*Given task*:
How many lines in the listing below include the word "products"? Answer with the number and nothing else.

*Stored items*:

================================

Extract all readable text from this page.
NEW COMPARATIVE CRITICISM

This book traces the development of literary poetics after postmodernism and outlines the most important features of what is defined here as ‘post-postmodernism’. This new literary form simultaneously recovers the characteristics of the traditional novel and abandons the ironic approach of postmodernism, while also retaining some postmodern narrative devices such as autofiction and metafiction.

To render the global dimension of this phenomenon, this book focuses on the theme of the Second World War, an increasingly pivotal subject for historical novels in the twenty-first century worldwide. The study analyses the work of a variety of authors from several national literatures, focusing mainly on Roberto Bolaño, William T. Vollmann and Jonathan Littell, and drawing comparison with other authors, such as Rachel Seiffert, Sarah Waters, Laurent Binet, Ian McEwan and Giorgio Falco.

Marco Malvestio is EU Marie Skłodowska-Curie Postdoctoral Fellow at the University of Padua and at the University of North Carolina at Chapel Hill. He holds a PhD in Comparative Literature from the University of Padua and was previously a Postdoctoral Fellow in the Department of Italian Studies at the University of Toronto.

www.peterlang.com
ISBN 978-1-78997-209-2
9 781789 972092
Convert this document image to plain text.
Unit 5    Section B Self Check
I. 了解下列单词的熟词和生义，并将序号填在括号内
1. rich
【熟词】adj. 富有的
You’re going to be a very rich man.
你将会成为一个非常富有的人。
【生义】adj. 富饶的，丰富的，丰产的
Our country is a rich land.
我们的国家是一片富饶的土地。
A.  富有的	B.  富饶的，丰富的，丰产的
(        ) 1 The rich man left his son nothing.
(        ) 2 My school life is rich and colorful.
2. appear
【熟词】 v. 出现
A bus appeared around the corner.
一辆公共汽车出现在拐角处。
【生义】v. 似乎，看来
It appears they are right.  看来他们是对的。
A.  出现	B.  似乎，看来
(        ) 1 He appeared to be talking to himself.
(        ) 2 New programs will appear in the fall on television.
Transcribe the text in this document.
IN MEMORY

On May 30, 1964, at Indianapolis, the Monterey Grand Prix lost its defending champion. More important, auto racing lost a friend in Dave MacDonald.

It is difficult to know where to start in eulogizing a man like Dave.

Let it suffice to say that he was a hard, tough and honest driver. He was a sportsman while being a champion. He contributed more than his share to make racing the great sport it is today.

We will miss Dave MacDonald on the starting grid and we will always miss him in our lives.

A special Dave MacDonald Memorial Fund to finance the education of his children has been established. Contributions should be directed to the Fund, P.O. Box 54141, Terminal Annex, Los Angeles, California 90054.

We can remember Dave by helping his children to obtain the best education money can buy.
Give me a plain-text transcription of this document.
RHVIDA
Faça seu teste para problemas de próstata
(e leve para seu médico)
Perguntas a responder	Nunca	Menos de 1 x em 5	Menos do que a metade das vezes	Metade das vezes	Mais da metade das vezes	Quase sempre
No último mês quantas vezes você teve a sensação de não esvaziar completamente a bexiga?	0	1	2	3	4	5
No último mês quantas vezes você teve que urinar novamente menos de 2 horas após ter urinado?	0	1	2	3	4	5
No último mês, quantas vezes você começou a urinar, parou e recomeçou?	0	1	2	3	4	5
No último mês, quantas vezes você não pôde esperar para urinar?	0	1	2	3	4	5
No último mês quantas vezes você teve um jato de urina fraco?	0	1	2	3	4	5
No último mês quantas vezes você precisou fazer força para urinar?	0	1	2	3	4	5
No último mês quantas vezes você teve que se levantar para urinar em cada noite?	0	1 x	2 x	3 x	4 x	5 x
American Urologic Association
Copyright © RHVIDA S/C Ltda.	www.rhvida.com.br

================================

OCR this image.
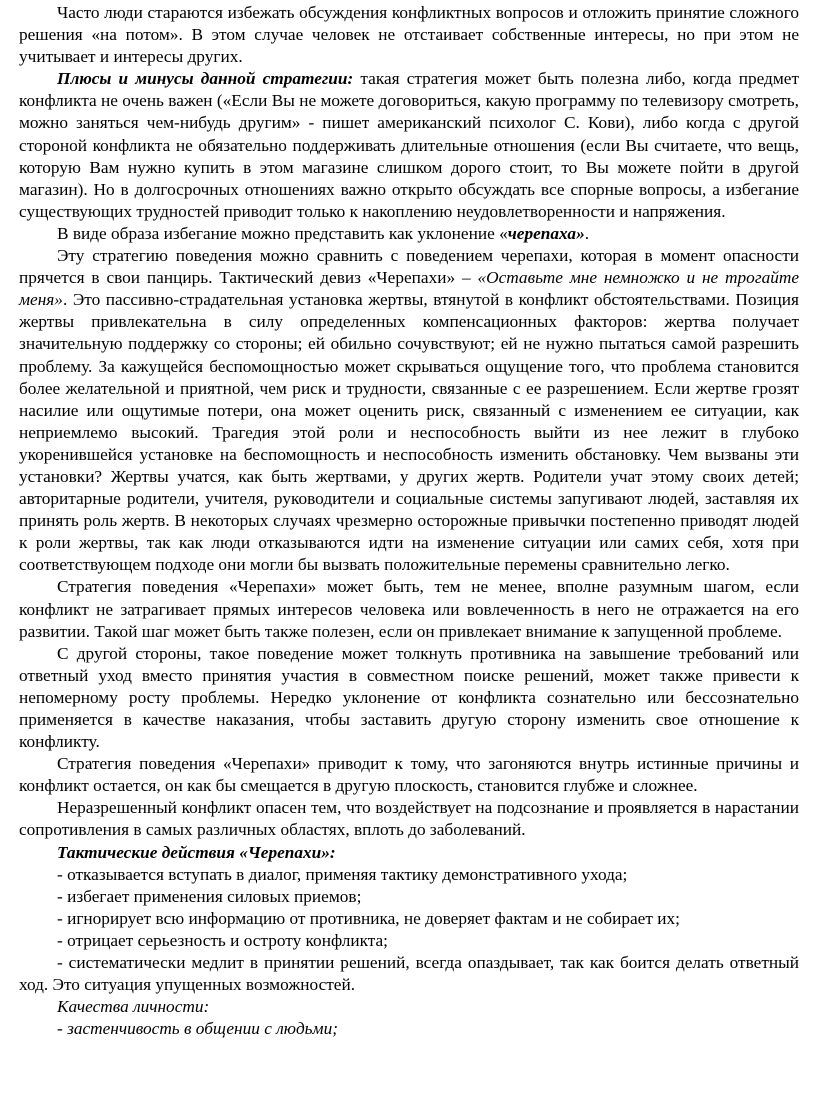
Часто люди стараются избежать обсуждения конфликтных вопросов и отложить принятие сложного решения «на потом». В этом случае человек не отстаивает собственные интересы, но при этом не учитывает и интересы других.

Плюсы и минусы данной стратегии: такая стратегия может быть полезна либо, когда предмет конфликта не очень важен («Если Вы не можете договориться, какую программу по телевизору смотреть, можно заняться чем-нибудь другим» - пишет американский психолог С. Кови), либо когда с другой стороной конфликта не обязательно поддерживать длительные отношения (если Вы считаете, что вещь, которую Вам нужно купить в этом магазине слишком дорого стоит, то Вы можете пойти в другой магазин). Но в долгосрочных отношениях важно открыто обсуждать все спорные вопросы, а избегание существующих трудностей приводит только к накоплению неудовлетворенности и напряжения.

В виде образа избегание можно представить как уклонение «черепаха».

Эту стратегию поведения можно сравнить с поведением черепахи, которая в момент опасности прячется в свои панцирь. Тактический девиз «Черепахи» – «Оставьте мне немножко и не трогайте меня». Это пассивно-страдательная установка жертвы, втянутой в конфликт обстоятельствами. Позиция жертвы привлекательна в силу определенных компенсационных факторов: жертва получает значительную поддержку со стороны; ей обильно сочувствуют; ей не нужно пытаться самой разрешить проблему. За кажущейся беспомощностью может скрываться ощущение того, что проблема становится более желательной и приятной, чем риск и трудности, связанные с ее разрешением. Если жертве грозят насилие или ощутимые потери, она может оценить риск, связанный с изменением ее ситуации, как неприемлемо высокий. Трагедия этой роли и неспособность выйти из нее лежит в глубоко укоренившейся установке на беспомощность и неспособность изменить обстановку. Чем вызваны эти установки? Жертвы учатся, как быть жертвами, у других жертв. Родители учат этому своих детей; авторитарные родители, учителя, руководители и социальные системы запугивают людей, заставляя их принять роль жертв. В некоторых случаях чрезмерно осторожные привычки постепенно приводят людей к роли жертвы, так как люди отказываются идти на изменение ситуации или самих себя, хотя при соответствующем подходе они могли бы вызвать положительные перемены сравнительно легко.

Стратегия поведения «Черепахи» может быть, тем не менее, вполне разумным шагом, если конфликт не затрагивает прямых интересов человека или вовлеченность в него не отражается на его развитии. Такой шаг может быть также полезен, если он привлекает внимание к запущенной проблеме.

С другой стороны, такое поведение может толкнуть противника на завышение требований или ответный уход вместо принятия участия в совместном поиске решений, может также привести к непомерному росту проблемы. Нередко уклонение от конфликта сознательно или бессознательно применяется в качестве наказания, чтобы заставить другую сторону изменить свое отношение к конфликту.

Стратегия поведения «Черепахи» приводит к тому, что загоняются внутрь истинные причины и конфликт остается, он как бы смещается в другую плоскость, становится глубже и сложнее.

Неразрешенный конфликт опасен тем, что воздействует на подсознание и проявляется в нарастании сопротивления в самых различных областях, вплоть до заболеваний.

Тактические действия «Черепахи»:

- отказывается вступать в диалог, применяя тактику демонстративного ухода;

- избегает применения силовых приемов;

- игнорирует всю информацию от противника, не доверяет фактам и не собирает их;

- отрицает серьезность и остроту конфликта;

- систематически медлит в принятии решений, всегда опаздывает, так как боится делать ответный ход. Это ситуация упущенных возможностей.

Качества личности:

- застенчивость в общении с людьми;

================================

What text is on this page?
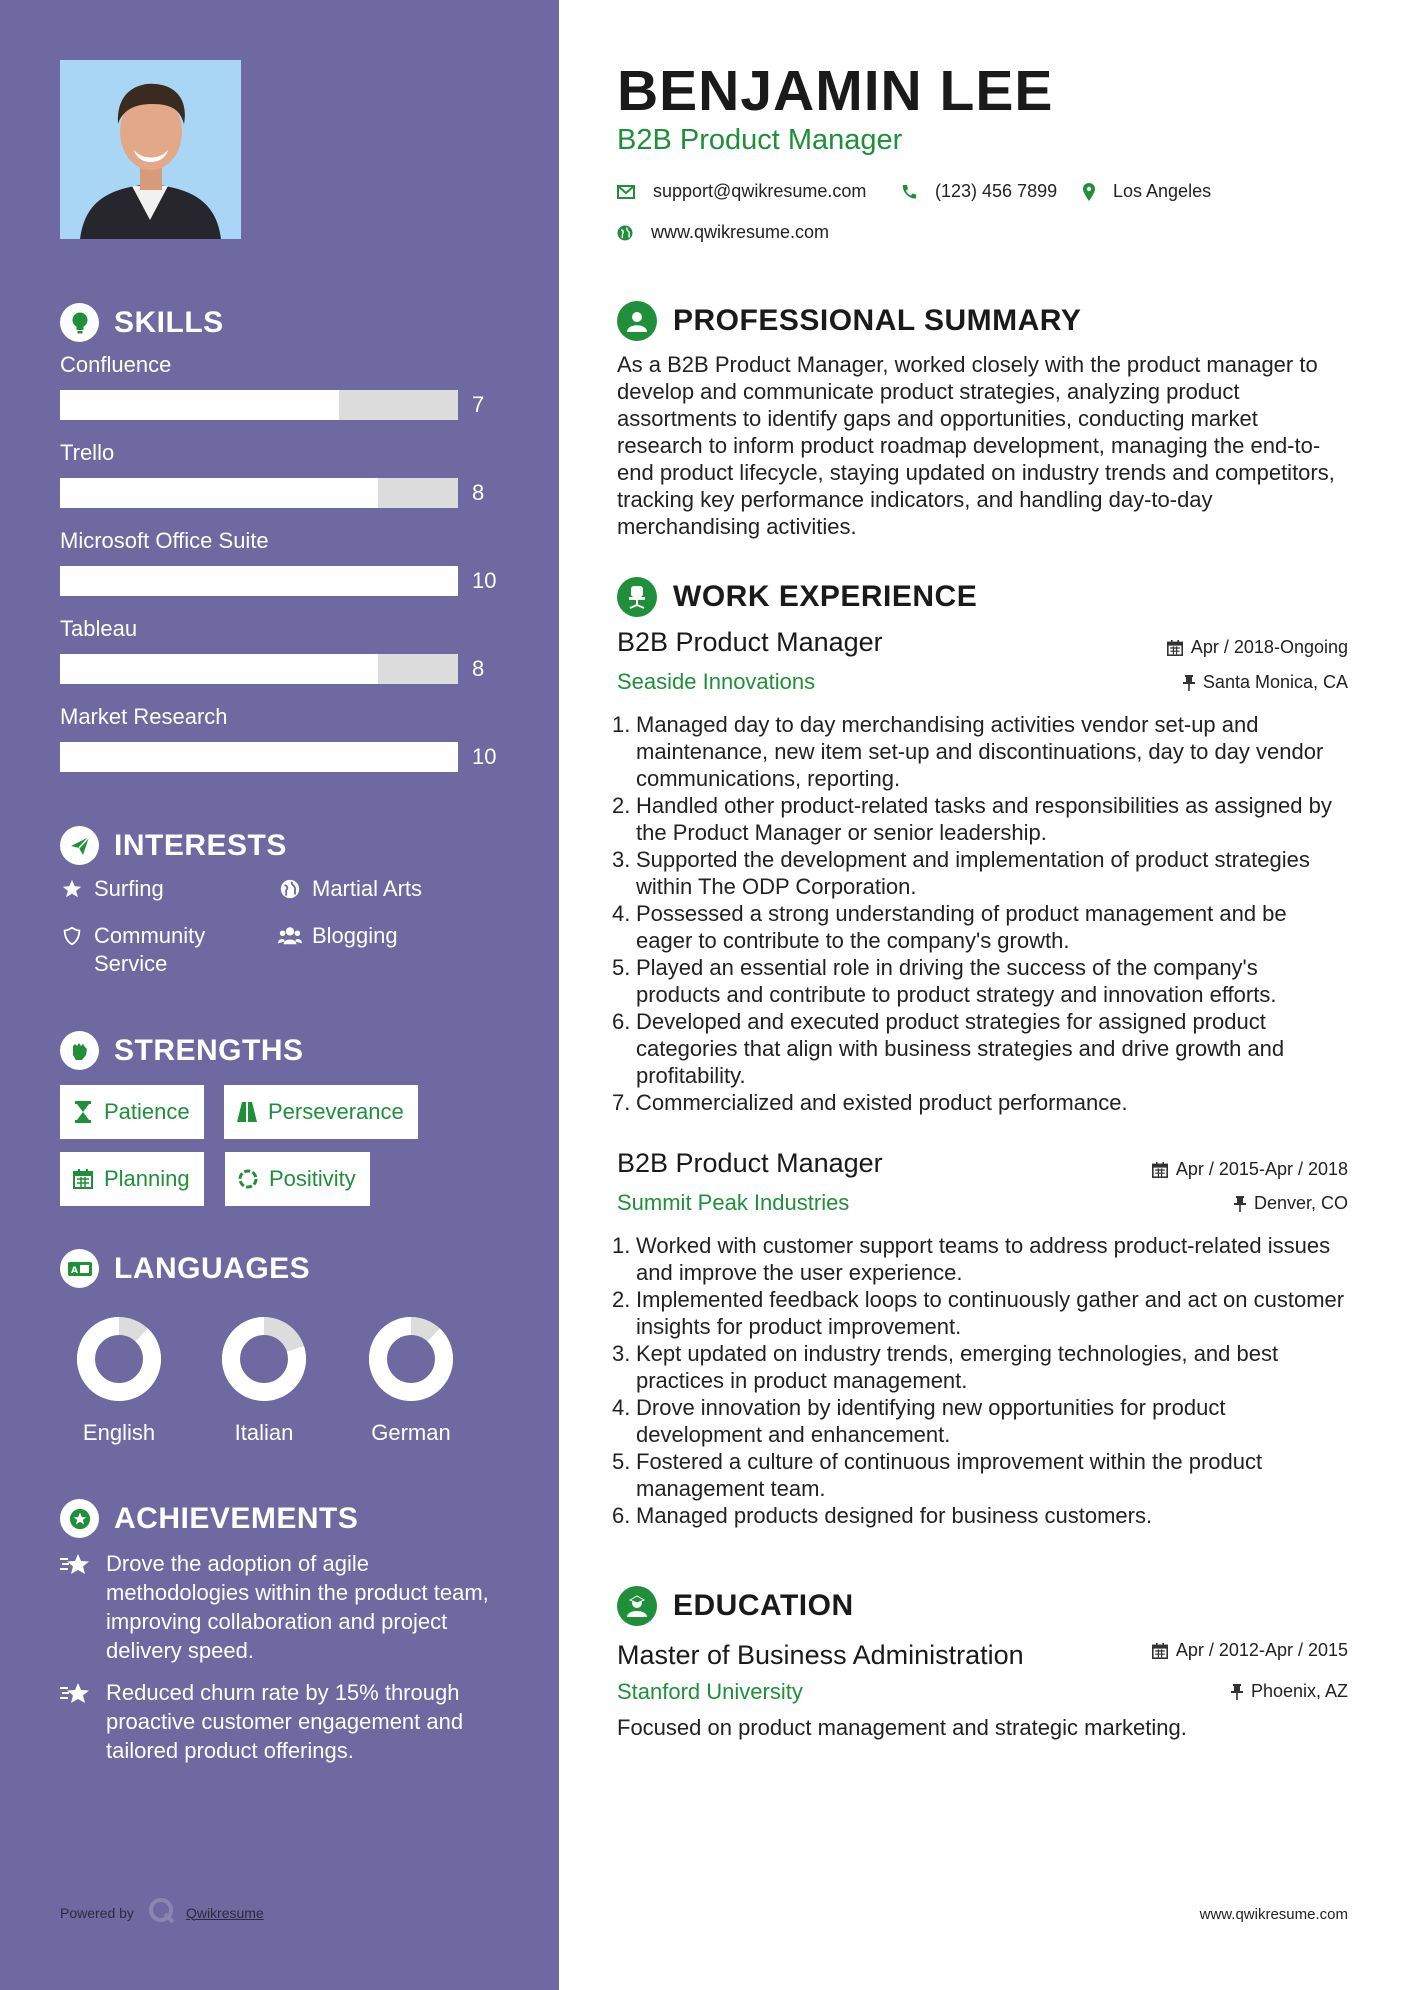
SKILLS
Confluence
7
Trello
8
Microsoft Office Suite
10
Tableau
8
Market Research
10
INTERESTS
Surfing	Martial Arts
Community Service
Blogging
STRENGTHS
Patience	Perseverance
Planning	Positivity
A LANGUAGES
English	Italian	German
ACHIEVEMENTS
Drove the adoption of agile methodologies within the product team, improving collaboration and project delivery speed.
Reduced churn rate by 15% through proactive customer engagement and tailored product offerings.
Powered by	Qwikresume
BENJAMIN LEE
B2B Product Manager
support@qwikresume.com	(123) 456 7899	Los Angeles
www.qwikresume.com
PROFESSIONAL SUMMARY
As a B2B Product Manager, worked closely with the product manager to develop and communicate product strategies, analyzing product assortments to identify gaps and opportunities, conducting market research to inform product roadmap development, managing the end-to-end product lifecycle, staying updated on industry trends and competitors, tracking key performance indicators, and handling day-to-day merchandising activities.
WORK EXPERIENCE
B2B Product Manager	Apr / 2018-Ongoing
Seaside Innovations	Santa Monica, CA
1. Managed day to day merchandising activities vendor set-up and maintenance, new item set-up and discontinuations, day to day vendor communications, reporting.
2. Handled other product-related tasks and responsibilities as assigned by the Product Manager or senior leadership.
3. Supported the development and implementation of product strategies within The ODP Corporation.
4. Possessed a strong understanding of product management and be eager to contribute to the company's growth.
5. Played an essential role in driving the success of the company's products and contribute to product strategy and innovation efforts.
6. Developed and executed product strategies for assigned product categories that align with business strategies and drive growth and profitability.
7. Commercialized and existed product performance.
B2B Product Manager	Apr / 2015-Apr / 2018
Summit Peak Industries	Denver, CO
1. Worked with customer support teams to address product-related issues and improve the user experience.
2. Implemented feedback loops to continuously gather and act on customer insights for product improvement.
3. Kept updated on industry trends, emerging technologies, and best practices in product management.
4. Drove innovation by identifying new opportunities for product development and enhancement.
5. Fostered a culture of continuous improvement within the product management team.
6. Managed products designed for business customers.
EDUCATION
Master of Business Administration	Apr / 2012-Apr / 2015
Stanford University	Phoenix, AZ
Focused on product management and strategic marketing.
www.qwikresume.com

================================

*Response to this task*:
2